§ **AIM OF THE EXERCISE**: Can you transcribe every entry word for word, skipping the images?

§ **THE DATA**:
::::::::
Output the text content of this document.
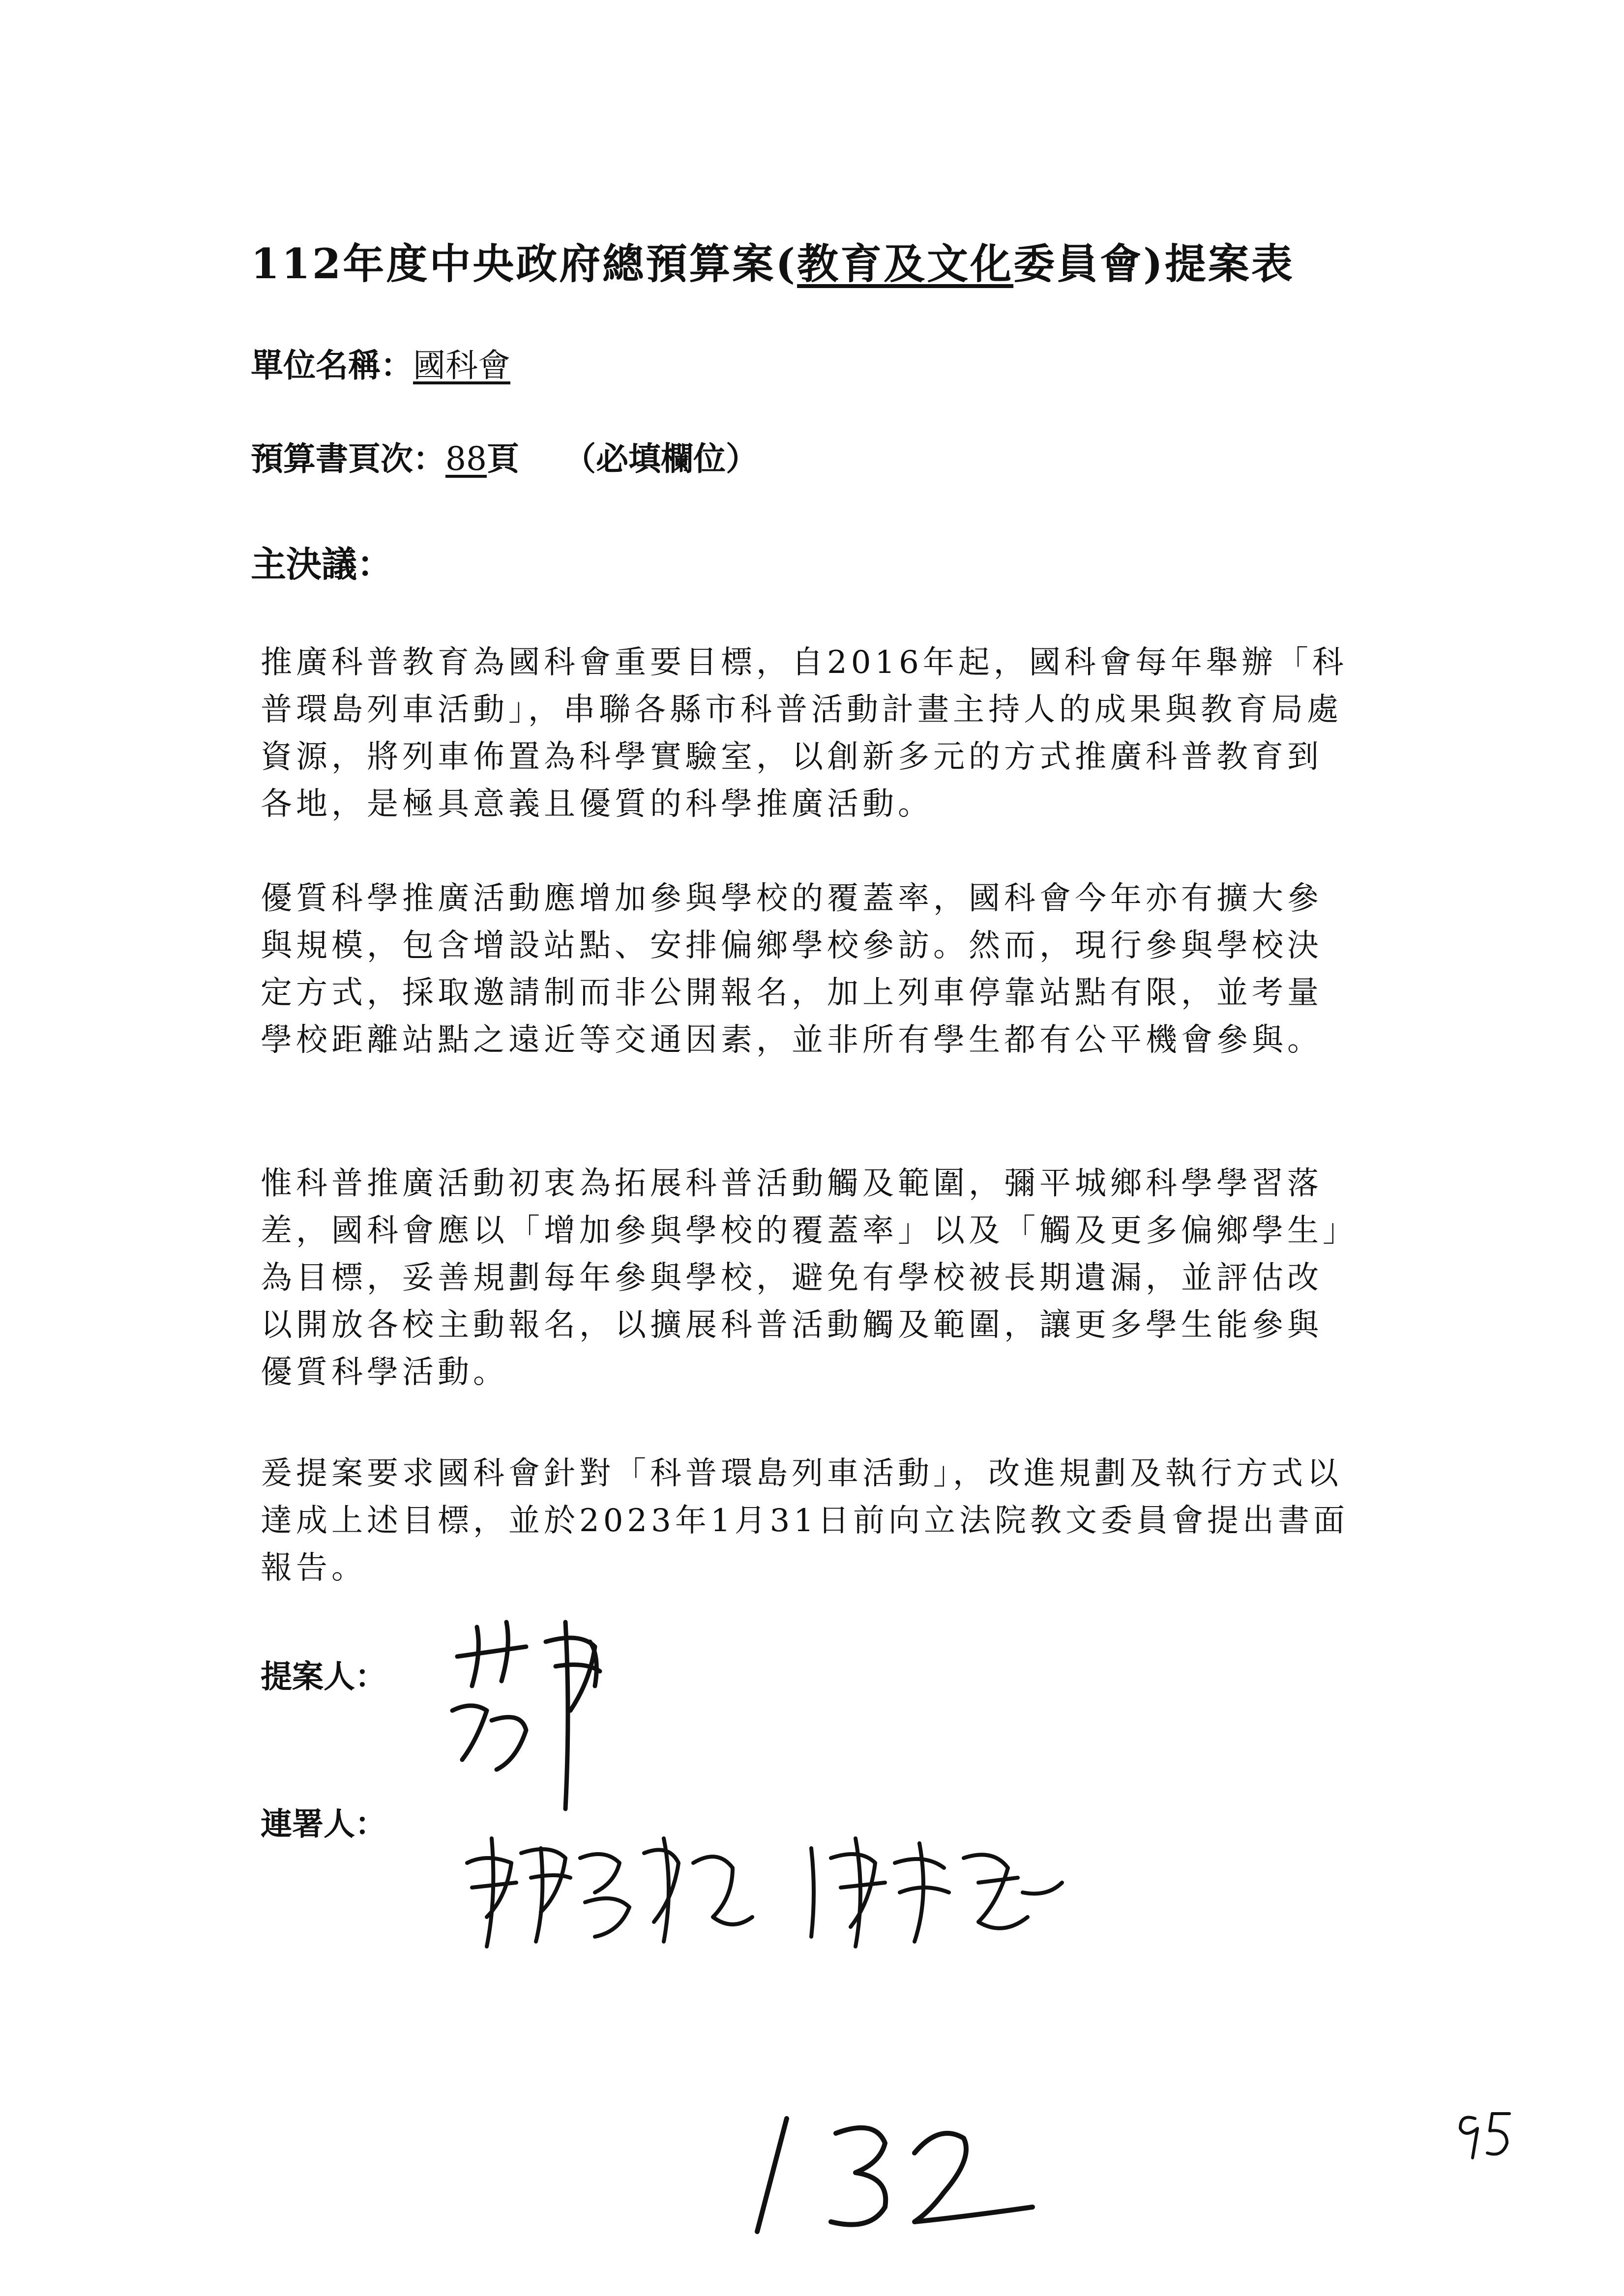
112年度中央政府總預算案(教育及文化委員會)提案表
單位名稱：國科會
預算書頁次：88頁 （必填欄位）
主決議：

推廣科普教育為國科會重要目標，自2016年起，國科會每年舉辦「科普環島列車活動」，串聯各縣市科普活動計畫主持人的成果與教育局處資源，將列車佈置為科學實驗室，以創新多元的方式推廣科普教育到各地，是極具意義且優質的科學推廣活動。

優質科學推廣活動應增加參與學校的覆蓋率，國科會今年亦有擴大參與規模，包含增設站點、安排偏鄉學校參訪。然而，現行參與學校決定方式，採取邀請制而非公開報名，加上列車停靠站點有限，並考量學校距離站點之遠近等交通因素，並非所有學生都有公平機會參與。

惟科普推廣活動初衷為拓展科普活動觸及範圍，彌平城鄉科學學習落差，國科會應以「增加參與學校的覆蓋率」以及「觸及更多偏鄉學生」為目標，妥善規劃每年參與學校，避免有學校被長期遺漏，並評估改以開放各校主動報名，以擴展科普活動觸及範圍，讓更多學生能參與優質科學活動。

爰提案要求國科會針對「科普環島列車活動」，改進規劃及執行方式以達成上述目標，並於2023年1月31日前向立法院教文委員會提出書面報告。

提案人：
連署人：
132	95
::::::::
§ **SOLUTION FOR THIS EXERCISE**:
Output the text content of this document.
112年度中央政府總預算案(教育及文化委員會)提案表
單位名稱：國科會
預算書頁次：88頁 （必填欄位）
主決議：

推廣科普教育為國科會重要目標，自2016年起，國科會每年舉辦「科普環島列車活動」，串聯各縣市科普活動計畫主持人的成果與教育局處資源，將列車佈置為科學實驗室，以創新多元的方式推廣科普教育到各地，是極具意義且優質的科學推廣活動。

優質科學推廣活動應增加參與學校的覆蓋率，國科會今年亦有擴大參與規模，包含增設站點、安排偏鄉學校參訪。然而，現行參與學校決定方式，採取邀請制而非公開報名，加上列車停靠站點有限，並考量學校距離站點之遠近等交通因素，並非所有學生都有公平機會參與。

惟科普推廣活動初衷為拓展科普活動觸及範圍，彌平城鄉科學學習落差，國科會應以「增加參與學校的覆蓋率」以及「觸及更多偏鄉學生」為目標，妥善規劃每年參與學校，避免有學校被長期遺漏，並評估改以開放各校主動報名，以擴展科普活動觸及範圍，讓更多學生能參與優質科學活動。

爰提案要求國科會針對「科普環島列車活動」，改進規劃及執行方式以達成上述目標，並於2023年1月31日前向立法院教文委員會提出書面報告。

提案人：
連署人：
132	95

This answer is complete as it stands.